Records from a data collection

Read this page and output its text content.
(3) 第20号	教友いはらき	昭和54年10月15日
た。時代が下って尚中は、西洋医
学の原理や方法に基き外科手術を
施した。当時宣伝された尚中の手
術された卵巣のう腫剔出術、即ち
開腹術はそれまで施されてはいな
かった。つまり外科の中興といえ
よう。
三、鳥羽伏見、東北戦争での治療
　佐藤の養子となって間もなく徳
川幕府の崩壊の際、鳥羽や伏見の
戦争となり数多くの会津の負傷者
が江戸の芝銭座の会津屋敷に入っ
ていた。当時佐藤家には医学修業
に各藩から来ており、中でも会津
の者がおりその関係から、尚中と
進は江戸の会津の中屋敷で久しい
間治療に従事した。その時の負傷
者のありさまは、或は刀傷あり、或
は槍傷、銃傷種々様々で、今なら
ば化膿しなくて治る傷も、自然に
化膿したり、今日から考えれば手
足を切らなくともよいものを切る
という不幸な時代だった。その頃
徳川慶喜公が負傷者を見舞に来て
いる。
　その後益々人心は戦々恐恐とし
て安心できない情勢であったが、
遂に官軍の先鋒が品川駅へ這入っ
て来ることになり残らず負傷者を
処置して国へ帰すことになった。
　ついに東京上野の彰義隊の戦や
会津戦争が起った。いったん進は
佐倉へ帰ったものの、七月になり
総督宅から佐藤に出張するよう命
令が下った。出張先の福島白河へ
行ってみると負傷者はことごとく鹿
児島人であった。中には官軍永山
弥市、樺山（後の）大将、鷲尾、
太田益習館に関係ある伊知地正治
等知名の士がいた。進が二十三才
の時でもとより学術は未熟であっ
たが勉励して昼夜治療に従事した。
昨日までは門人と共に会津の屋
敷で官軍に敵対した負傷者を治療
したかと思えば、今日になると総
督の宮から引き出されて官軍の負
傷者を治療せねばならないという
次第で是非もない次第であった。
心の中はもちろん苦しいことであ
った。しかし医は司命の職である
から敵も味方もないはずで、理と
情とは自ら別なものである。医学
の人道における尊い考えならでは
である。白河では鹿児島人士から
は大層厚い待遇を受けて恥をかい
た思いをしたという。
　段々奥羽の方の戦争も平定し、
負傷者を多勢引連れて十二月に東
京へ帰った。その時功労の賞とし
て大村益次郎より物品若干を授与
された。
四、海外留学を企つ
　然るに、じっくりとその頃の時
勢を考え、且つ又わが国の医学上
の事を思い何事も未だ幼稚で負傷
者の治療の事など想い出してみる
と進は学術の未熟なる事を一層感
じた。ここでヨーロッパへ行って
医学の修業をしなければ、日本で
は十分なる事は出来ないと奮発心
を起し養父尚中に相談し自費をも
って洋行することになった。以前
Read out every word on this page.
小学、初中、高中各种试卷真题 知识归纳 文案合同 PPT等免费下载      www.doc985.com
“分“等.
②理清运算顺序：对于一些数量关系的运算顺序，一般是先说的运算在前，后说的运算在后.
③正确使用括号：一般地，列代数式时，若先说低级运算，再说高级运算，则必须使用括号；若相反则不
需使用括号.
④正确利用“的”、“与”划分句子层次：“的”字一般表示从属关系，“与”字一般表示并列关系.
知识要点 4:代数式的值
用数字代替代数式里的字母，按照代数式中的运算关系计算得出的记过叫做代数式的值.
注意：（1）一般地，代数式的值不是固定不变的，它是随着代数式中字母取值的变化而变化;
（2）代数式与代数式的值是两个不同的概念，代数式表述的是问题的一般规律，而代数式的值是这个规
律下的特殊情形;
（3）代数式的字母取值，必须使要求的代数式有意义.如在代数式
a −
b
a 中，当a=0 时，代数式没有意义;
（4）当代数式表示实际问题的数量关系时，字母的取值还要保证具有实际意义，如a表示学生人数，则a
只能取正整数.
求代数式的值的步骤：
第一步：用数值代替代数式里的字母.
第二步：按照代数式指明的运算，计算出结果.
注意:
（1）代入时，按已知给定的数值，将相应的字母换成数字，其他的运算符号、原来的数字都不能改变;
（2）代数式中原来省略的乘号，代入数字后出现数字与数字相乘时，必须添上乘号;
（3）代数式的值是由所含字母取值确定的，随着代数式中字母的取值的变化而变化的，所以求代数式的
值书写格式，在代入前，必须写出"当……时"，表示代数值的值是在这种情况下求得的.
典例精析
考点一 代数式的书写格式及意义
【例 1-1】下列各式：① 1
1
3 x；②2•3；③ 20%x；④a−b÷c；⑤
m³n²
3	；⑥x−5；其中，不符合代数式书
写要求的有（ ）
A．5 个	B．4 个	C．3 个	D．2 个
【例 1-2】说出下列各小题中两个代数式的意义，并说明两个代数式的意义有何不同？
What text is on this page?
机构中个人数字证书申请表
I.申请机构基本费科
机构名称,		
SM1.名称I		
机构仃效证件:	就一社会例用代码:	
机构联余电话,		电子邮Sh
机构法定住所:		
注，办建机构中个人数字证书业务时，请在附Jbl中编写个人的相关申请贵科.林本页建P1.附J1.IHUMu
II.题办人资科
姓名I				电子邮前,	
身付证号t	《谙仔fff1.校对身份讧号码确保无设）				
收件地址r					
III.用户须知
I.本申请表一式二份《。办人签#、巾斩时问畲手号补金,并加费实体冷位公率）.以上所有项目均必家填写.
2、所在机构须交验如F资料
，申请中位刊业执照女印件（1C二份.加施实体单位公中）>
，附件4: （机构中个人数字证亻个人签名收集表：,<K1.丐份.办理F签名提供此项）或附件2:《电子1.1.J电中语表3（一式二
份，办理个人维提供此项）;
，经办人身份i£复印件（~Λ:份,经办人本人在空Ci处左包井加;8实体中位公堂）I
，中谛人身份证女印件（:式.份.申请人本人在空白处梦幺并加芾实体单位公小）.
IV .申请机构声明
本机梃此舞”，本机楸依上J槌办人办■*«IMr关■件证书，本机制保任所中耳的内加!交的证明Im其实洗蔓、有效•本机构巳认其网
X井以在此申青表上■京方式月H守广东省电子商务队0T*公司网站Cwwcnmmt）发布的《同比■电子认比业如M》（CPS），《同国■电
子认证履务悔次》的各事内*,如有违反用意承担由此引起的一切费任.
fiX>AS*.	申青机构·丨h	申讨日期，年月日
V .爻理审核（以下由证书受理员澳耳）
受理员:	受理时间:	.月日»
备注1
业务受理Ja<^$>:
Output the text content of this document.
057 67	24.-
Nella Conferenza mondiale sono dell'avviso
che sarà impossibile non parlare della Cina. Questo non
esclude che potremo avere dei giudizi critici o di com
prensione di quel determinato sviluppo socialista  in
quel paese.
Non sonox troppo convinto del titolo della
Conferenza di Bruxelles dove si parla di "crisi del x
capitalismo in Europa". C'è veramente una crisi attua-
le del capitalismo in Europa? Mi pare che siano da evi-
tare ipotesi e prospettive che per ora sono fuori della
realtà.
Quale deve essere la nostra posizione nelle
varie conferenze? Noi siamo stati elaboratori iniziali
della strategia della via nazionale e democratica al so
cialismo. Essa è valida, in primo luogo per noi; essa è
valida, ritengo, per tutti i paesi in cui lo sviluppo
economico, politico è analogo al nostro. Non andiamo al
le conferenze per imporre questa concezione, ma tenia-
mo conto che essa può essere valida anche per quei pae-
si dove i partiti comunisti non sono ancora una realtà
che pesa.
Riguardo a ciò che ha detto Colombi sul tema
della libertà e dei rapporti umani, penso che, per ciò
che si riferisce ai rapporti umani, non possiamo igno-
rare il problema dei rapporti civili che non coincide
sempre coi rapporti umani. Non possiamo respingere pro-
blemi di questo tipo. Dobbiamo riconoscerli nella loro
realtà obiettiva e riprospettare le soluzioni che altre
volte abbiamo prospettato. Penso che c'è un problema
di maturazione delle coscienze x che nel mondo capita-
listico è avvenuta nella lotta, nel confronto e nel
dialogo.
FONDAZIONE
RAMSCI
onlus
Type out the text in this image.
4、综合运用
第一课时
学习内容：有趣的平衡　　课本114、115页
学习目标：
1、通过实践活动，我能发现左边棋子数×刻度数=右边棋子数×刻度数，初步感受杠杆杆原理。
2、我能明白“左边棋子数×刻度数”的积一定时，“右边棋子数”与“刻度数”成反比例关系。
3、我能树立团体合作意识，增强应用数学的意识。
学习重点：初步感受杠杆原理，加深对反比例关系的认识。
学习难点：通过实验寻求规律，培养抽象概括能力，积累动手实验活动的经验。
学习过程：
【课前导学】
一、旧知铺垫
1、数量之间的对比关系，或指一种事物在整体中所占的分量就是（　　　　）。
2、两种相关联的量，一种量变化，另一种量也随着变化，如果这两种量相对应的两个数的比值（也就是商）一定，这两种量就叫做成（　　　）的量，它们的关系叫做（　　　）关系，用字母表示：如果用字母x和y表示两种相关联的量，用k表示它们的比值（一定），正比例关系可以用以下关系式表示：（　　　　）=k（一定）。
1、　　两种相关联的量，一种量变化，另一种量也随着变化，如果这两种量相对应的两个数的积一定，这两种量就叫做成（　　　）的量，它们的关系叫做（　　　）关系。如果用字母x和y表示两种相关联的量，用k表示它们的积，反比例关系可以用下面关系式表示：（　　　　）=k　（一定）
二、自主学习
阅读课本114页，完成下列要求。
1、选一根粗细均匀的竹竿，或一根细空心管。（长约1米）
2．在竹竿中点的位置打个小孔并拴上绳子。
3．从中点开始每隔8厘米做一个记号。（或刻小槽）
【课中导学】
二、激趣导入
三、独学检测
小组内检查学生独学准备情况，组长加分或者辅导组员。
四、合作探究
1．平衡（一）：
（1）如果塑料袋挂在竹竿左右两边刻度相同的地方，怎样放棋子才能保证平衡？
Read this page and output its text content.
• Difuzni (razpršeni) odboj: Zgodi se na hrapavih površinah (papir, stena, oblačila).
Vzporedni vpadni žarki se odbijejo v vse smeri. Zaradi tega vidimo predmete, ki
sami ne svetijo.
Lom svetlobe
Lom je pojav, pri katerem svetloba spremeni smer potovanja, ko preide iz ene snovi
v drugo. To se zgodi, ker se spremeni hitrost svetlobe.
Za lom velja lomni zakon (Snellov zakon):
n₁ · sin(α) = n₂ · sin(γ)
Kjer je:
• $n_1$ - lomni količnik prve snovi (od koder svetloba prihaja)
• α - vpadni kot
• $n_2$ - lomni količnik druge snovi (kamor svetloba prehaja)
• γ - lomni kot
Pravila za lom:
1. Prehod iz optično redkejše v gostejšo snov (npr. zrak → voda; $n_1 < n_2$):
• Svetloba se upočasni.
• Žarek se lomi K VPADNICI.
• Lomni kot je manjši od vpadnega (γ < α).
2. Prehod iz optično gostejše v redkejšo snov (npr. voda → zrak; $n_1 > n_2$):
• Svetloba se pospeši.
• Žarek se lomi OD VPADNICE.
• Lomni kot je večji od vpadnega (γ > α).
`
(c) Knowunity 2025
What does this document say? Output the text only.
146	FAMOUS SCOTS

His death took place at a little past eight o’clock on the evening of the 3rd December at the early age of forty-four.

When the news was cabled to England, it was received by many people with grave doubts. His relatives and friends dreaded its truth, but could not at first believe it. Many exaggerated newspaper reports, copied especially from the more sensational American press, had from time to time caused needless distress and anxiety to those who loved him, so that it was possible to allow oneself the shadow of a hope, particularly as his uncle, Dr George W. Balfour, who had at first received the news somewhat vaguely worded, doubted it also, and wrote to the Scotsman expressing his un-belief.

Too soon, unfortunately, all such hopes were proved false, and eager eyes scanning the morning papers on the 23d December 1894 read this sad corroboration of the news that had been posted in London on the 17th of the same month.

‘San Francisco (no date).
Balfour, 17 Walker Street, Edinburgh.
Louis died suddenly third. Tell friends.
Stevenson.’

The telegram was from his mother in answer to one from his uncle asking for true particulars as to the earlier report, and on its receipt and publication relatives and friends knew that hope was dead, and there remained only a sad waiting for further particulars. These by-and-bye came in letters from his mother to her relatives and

▸ SHORT PROBLEM
Copy every line of the listing where the word "另一种量也随着变化" appears.

▸ RESPONSE FOR THIS EXERCISE
2、两种相关联的量，一种量变化，另一种量也随着变化，如果这两种量相对应的两个数的比值（也就是商）一定，这两种量就叫做成（　　　）的量，它们的关系叫做（　　　）关系，用字母表示：如果用字母x和y表示两种相关联的量，用k表示它们的比值（一定），正比例关系可以用以下关系式表示：（　　　　）=k（一定）。
1、　　两种相关联的量，一种量变化，另一种量也随着变化，如果这两种量相对应的两个数的积一定，这两种量就叫做成（　　　）的量，它们的关系叫做（　　　）关系。如果用字母x和y表示两种相关联的量，用k表示它们的积，反比例关系可以用下面关系式表示：（　　　　）=k　（一定）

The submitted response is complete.